Your task: Select, from the data, each line where "MALAI" occurs.

»»

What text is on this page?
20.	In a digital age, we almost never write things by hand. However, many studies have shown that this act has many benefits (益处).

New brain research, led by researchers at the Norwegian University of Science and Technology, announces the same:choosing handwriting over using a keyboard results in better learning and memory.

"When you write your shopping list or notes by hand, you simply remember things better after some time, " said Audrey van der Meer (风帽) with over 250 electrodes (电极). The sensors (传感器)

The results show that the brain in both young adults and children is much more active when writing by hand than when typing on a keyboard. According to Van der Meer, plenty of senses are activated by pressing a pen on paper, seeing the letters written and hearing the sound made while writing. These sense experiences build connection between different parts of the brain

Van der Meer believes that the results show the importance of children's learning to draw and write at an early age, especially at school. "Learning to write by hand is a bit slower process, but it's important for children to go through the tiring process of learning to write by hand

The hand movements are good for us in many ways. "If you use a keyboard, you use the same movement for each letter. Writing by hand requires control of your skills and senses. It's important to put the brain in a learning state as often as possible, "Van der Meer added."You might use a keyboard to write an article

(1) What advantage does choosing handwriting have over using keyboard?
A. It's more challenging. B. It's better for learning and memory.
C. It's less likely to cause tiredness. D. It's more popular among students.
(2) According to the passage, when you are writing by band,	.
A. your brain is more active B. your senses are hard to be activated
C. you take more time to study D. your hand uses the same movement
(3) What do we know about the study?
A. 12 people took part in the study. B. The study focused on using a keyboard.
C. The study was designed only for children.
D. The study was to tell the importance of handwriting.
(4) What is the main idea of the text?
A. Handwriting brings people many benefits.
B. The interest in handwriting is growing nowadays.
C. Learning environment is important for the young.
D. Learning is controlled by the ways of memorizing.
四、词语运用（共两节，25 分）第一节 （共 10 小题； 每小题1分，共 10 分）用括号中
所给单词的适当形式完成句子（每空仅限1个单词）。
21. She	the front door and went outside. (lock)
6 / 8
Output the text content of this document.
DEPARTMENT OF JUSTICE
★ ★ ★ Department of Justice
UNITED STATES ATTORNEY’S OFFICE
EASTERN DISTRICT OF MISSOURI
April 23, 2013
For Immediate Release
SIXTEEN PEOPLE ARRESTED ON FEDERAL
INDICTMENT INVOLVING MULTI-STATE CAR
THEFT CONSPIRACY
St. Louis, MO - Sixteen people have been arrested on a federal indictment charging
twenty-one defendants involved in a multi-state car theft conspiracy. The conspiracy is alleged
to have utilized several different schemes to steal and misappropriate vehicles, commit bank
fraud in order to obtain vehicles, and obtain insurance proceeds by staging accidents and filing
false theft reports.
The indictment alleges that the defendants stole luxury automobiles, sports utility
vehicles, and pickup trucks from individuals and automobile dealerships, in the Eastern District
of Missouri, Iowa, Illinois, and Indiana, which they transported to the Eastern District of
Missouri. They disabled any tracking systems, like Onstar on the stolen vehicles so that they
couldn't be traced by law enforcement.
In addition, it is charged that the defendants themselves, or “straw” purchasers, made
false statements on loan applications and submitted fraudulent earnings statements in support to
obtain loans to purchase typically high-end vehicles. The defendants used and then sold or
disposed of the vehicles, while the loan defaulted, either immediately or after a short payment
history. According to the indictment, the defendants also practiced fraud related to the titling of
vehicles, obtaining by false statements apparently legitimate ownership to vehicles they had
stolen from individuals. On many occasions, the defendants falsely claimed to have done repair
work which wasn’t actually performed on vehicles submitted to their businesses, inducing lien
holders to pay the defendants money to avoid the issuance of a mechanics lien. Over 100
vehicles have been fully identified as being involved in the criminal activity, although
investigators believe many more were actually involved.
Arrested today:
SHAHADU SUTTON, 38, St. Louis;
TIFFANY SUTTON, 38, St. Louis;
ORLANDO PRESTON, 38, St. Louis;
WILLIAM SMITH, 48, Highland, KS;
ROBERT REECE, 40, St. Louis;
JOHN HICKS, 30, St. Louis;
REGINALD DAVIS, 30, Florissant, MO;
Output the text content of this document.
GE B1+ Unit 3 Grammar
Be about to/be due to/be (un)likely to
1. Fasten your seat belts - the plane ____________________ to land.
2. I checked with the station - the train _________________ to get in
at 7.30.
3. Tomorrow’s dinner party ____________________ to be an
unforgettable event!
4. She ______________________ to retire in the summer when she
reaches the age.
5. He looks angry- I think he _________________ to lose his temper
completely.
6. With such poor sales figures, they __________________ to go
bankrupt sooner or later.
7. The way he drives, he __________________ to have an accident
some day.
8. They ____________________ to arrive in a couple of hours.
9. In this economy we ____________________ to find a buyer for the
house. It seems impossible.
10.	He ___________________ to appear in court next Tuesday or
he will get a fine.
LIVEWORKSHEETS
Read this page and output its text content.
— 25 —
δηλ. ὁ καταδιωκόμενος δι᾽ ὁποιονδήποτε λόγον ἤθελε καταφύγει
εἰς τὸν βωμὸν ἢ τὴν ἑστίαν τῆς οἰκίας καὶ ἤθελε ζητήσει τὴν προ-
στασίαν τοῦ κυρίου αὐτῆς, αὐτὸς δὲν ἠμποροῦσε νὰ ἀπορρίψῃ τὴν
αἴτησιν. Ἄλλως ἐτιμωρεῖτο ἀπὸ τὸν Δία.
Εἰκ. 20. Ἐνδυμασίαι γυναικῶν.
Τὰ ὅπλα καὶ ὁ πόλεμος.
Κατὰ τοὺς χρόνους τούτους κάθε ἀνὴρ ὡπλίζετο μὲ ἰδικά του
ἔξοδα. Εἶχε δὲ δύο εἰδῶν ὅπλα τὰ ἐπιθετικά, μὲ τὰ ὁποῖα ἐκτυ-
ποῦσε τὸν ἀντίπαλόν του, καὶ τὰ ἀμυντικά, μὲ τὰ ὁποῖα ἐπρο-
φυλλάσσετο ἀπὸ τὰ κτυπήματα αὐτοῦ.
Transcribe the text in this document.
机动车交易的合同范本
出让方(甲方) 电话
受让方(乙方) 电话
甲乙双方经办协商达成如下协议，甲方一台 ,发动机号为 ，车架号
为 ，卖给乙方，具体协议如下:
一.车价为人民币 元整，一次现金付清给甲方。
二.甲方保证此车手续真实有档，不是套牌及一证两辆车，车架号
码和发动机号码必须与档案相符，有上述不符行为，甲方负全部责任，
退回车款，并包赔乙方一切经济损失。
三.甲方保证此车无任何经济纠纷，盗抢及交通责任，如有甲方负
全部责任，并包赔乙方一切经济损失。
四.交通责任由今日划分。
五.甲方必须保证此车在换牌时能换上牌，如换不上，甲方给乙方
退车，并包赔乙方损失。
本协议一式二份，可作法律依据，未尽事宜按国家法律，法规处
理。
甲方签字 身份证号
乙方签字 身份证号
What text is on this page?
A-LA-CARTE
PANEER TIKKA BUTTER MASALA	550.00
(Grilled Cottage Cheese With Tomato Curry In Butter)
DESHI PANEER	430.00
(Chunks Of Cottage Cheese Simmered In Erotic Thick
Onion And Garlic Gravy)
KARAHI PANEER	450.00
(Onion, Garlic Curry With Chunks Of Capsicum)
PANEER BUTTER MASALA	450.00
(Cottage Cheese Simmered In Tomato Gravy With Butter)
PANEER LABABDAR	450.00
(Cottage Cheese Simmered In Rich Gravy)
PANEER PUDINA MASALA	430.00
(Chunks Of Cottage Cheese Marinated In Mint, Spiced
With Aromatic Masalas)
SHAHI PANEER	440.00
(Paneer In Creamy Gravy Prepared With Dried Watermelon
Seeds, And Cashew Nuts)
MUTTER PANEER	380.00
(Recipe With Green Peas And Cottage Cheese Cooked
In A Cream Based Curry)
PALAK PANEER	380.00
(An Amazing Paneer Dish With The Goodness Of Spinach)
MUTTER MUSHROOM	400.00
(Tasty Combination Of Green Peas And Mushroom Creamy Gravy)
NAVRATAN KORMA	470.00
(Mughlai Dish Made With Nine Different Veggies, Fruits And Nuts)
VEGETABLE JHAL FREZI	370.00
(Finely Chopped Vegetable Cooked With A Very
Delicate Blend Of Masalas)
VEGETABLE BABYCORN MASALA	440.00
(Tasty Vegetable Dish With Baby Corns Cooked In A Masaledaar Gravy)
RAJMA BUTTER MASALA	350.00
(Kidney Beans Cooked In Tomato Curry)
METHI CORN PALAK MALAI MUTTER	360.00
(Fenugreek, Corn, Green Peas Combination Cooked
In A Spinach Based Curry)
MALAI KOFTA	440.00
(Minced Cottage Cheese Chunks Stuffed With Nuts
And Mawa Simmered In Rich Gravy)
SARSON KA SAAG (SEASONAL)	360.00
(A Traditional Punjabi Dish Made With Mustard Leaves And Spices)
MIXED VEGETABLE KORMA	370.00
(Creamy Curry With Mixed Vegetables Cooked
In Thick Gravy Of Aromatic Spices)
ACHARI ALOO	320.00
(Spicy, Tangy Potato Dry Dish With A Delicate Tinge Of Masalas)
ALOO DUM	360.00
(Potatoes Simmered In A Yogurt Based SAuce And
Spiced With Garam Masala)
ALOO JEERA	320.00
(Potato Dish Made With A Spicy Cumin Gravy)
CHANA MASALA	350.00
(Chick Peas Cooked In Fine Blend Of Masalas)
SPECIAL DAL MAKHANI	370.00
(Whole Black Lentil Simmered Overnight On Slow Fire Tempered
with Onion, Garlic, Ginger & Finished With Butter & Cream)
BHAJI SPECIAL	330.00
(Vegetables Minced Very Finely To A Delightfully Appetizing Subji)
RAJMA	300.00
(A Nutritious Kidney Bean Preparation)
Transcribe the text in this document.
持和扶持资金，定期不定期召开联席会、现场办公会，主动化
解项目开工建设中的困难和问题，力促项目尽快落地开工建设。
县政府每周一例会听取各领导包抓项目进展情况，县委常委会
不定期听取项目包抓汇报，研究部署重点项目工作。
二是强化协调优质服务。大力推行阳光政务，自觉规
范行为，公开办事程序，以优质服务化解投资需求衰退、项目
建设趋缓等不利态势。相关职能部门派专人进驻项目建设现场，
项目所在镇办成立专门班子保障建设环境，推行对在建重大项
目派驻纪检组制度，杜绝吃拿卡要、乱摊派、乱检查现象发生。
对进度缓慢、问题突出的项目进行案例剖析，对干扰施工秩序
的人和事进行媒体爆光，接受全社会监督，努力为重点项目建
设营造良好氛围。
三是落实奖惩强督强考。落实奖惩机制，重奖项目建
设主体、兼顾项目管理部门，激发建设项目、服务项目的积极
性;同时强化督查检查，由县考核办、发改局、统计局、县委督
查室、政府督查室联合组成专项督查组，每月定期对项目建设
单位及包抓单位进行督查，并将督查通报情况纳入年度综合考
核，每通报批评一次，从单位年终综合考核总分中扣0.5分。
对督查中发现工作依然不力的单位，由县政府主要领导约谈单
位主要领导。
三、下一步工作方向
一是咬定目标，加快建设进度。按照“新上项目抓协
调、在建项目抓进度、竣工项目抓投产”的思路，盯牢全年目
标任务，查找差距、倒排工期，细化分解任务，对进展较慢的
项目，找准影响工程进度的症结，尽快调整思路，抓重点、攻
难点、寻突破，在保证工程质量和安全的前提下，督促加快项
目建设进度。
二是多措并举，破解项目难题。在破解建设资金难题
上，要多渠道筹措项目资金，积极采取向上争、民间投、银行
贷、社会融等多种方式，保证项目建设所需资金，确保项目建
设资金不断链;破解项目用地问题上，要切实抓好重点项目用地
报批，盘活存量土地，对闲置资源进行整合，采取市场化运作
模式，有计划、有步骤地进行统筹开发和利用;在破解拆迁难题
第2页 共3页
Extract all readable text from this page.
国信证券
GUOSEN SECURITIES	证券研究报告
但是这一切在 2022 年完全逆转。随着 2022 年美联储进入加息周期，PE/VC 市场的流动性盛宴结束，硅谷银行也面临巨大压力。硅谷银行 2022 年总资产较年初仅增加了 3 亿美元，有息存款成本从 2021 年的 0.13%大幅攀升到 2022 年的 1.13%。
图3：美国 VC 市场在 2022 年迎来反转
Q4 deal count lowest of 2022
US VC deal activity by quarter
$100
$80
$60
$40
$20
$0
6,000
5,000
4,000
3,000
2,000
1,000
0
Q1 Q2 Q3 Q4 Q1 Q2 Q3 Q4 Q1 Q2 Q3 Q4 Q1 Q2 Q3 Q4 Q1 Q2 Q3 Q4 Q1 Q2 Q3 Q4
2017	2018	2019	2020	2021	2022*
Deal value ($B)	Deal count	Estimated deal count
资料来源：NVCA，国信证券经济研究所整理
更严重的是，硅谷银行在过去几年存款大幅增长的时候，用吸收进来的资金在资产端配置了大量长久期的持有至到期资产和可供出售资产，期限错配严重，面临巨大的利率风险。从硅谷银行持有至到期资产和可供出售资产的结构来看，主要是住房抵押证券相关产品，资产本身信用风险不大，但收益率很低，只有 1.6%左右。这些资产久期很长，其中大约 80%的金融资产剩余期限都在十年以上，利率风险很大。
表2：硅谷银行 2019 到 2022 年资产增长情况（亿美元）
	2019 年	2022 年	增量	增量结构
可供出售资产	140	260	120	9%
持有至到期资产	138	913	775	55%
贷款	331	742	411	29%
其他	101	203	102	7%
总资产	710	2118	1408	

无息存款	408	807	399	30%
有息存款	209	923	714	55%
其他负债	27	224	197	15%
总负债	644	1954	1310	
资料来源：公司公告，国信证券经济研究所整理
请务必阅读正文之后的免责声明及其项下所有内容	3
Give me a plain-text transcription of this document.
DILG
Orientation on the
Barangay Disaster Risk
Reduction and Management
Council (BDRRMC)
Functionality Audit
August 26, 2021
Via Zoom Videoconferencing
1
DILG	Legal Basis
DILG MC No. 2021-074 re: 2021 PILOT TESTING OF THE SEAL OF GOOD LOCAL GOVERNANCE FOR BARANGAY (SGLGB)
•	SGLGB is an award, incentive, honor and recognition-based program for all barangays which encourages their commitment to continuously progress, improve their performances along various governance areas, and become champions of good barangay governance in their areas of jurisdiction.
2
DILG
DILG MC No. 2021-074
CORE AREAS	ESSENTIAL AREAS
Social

««

Full solution:
METHI CORN PALAK MALAI MUTTER	360.00
MALAI KOFTA	440.00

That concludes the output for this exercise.